Records shown
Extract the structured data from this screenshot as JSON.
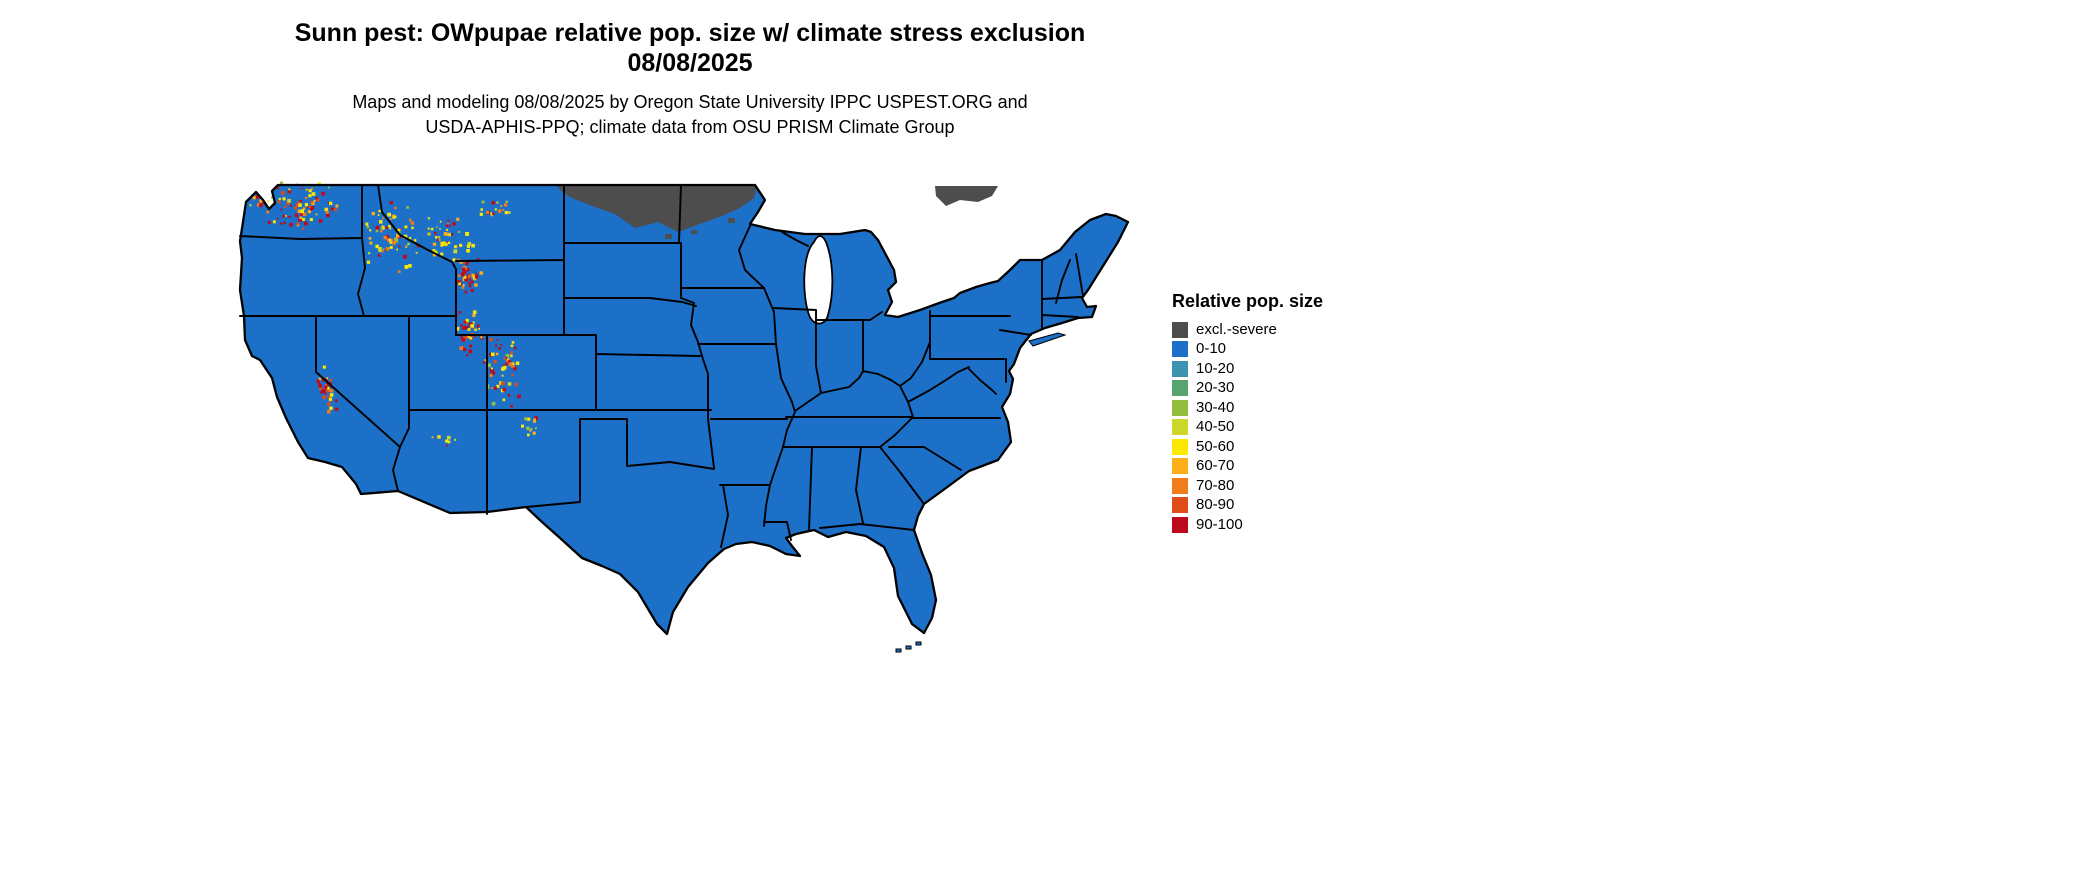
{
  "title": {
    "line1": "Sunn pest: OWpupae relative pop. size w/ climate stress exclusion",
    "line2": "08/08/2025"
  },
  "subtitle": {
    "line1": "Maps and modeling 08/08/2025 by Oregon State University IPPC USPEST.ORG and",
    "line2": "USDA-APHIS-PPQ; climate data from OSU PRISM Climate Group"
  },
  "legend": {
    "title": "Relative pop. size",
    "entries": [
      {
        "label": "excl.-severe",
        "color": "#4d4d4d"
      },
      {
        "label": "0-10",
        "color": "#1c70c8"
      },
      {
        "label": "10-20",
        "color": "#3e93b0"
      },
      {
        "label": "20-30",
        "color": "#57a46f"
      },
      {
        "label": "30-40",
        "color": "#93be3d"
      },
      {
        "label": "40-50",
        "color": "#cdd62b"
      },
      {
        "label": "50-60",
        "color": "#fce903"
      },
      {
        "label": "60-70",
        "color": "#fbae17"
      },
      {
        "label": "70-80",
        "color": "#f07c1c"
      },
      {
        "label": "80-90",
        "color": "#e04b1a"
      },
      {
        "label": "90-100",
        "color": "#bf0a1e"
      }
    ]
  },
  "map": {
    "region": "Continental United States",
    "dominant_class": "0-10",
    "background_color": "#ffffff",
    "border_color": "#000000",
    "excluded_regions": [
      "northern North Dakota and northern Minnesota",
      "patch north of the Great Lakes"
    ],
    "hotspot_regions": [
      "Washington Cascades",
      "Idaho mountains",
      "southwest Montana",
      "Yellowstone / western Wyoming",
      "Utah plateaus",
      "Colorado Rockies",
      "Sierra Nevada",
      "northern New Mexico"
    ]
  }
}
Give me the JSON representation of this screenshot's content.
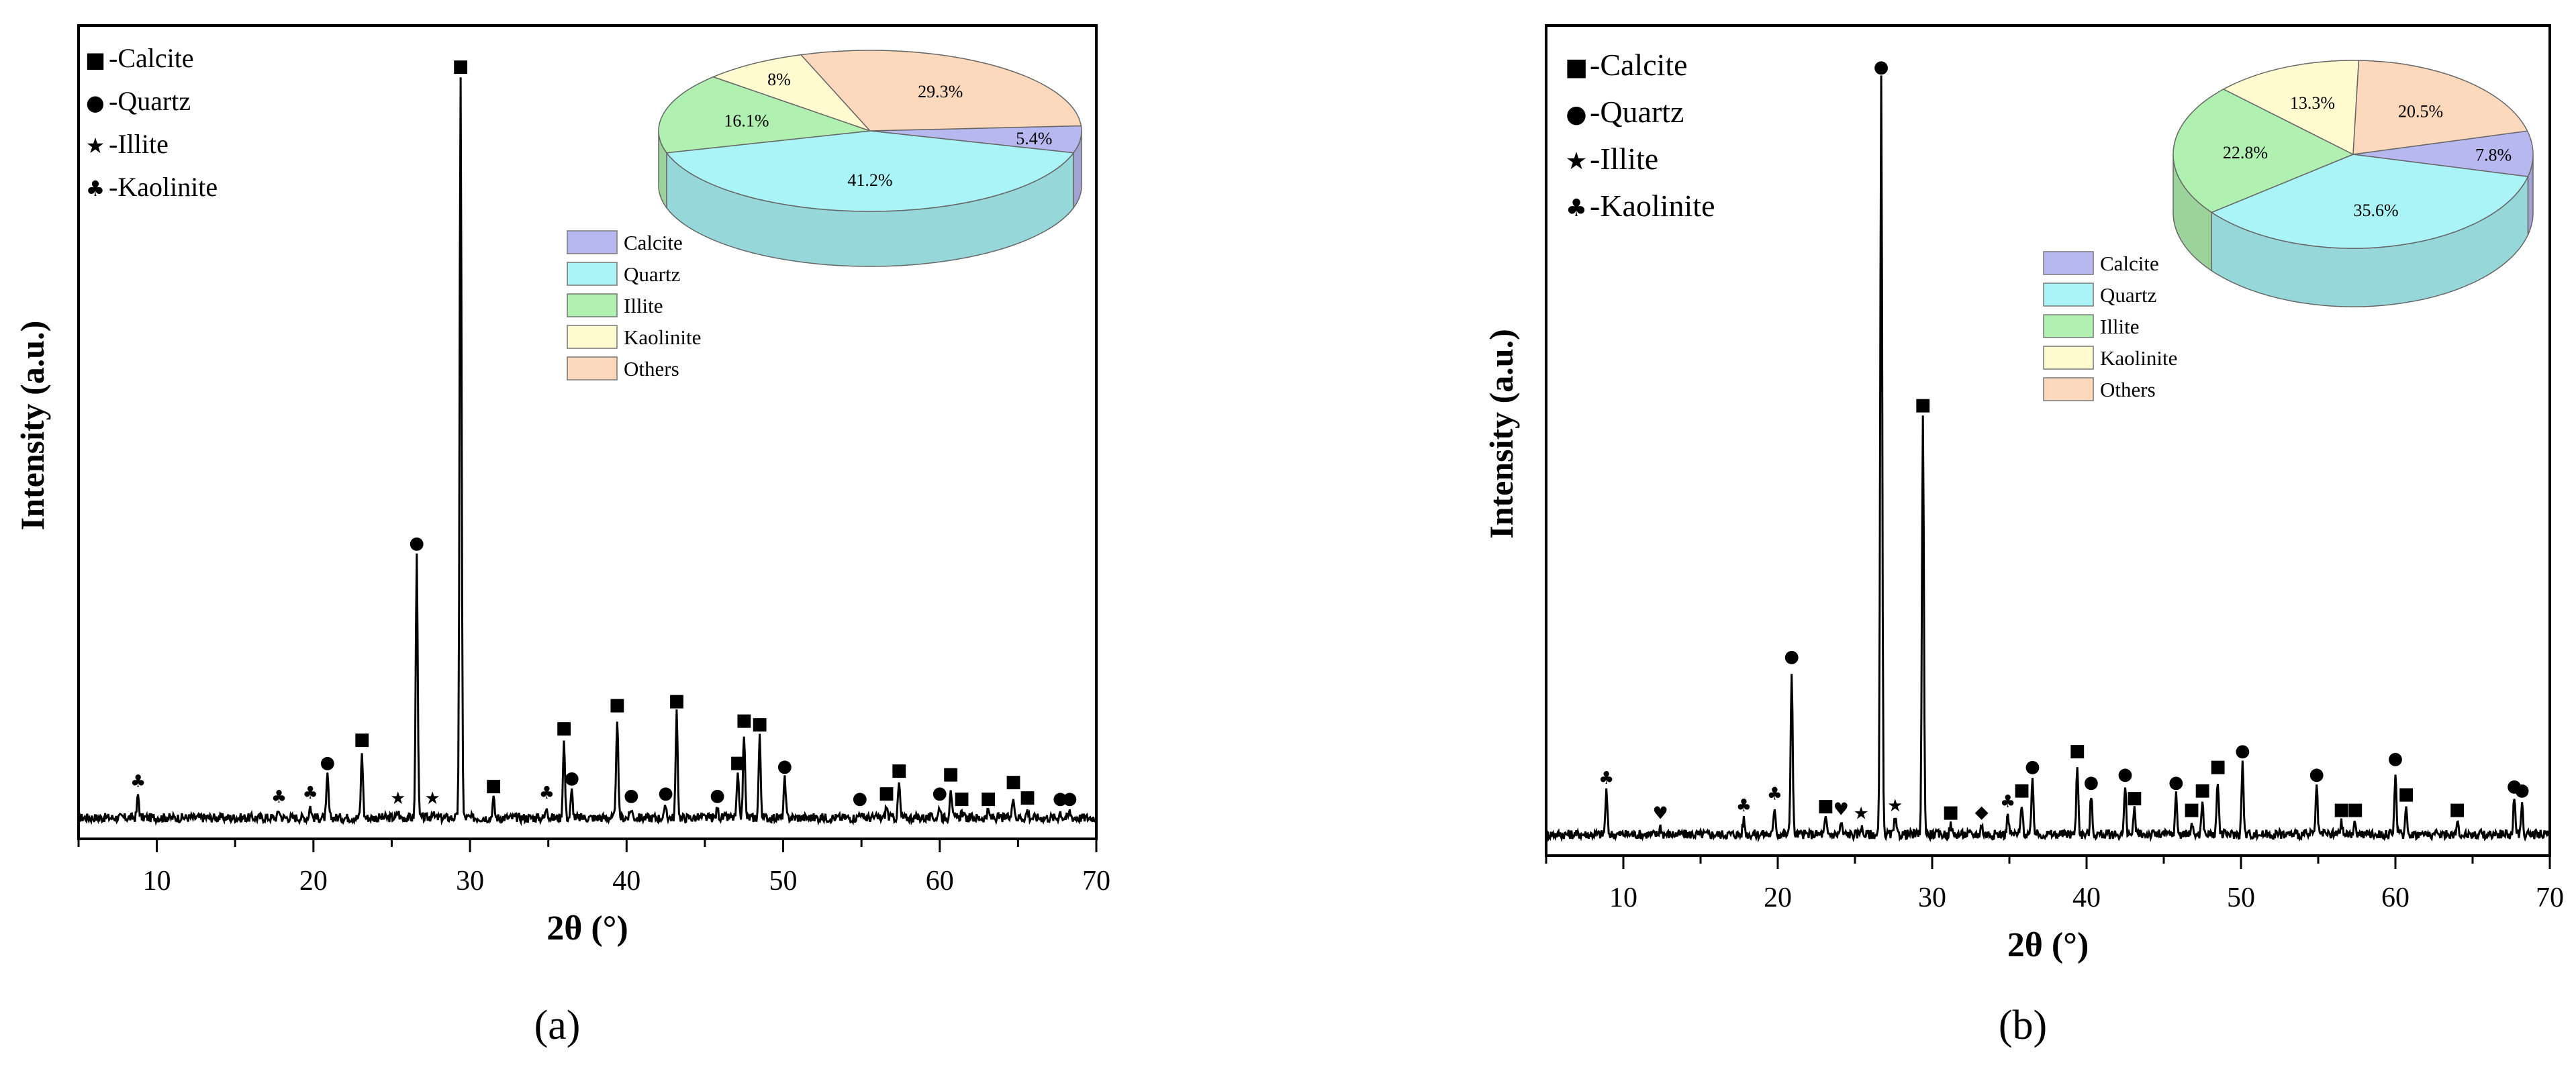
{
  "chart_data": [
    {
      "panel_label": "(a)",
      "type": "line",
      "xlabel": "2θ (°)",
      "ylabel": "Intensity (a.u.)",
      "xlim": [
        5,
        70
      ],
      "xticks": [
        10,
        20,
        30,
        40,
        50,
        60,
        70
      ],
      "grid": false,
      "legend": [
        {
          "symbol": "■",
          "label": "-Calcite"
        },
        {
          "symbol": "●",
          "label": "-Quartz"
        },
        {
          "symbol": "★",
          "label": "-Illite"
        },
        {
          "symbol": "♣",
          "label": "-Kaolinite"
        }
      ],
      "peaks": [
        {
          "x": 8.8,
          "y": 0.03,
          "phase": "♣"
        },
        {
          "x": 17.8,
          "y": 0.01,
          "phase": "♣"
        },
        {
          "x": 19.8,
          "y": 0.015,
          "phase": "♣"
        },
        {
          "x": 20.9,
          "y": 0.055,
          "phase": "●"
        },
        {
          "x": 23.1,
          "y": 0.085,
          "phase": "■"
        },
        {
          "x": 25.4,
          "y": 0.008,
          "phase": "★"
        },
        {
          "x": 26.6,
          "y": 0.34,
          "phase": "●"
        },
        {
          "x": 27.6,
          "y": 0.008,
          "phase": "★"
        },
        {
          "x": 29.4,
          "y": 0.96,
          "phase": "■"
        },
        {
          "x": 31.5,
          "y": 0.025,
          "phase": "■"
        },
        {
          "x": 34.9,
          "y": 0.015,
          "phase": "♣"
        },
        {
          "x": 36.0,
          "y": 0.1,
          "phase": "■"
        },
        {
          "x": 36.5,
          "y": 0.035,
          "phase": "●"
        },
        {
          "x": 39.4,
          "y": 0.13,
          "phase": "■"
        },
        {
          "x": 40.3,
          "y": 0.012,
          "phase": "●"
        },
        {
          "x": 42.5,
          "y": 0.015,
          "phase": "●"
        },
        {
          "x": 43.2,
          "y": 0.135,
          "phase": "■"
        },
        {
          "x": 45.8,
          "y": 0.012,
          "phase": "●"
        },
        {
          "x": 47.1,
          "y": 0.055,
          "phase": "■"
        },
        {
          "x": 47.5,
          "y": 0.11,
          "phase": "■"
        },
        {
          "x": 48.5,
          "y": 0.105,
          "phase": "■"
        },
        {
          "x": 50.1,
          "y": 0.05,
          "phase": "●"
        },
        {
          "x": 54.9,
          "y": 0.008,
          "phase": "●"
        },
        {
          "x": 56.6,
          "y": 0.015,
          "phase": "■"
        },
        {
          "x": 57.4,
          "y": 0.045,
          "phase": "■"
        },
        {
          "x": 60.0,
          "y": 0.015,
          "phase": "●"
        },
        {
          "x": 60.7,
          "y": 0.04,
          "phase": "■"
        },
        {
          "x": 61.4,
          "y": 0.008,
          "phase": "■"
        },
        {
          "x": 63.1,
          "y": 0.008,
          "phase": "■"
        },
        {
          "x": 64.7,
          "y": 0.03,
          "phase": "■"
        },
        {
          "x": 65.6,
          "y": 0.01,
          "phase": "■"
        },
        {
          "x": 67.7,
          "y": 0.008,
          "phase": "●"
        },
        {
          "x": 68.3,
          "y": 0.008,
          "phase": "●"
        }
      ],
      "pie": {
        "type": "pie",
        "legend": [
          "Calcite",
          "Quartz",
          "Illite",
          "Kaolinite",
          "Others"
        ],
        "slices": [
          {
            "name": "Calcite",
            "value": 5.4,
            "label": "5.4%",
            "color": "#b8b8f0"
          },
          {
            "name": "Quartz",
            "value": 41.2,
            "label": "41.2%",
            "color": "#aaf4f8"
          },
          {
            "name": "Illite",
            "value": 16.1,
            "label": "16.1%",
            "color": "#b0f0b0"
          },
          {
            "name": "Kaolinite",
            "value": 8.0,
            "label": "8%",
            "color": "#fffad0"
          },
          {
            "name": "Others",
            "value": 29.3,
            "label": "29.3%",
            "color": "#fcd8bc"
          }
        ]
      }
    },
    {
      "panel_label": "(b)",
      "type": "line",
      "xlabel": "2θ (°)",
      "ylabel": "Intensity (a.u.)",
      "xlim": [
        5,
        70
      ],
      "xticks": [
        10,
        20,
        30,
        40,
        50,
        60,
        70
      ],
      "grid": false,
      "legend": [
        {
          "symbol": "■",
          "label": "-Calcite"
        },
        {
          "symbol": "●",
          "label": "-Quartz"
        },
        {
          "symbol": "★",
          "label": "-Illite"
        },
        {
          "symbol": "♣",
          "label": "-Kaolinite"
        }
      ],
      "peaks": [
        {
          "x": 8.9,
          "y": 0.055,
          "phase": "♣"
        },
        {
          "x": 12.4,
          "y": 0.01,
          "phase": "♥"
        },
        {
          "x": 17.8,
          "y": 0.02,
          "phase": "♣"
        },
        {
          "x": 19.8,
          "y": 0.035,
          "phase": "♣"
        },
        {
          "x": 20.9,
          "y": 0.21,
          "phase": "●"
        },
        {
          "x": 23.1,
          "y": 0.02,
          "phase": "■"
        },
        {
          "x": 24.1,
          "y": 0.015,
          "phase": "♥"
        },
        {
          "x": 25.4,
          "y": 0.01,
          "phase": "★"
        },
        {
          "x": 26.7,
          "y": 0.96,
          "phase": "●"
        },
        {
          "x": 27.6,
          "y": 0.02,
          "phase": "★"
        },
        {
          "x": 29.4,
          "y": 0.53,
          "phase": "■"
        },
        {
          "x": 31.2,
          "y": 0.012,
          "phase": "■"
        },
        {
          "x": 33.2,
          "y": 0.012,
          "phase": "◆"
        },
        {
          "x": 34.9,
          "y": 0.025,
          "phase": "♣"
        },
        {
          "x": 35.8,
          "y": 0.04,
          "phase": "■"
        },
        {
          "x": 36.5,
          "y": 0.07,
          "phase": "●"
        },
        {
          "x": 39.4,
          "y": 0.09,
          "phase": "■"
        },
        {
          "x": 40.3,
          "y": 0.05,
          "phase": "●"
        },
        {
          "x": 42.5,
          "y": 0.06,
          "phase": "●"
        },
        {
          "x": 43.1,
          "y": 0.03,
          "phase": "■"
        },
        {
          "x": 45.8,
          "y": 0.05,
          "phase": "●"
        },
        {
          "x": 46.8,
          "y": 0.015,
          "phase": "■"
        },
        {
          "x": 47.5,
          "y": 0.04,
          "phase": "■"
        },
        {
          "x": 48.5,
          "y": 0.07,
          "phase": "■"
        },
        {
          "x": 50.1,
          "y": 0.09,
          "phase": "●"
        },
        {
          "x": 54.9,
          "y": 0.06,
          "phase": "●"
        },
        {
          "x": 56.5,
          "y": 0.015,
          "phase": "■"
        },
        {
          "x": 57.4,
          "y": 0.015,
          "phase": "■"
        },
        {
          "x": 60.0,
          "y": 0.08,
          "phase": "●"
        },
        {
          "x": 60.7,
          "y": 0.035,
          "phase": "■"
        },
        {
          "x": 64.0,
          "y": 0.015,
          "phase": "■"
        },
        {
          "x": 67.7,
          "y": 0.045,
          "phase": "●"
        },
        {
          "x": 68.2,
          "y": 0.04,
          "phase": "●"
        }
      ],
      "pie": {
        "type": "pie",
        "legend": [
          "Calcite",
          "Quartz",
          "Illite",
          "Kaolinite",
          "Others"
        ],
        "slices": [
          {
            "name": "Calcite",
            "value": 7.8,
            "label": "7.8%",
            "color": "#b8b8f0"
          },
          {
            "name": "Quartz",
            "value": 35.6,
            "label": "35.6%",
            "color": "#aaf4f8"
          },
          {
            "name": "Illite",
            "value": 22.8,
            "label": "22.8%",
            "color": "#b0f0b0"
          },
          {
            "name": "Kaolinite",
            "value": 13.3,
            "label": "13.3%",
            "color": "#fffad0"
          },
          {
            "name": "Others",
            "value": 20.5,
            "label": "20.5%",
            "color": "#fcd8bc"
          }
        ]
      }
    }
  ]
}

Do this
Find every line in the records that contains the word "from"; copy those lines.

Exercise answer
Extract the structured data from this screenshot as JSON.
    "line2": "USDA-APHIS-PPQ; climate data from OSU PRISM Climate Group"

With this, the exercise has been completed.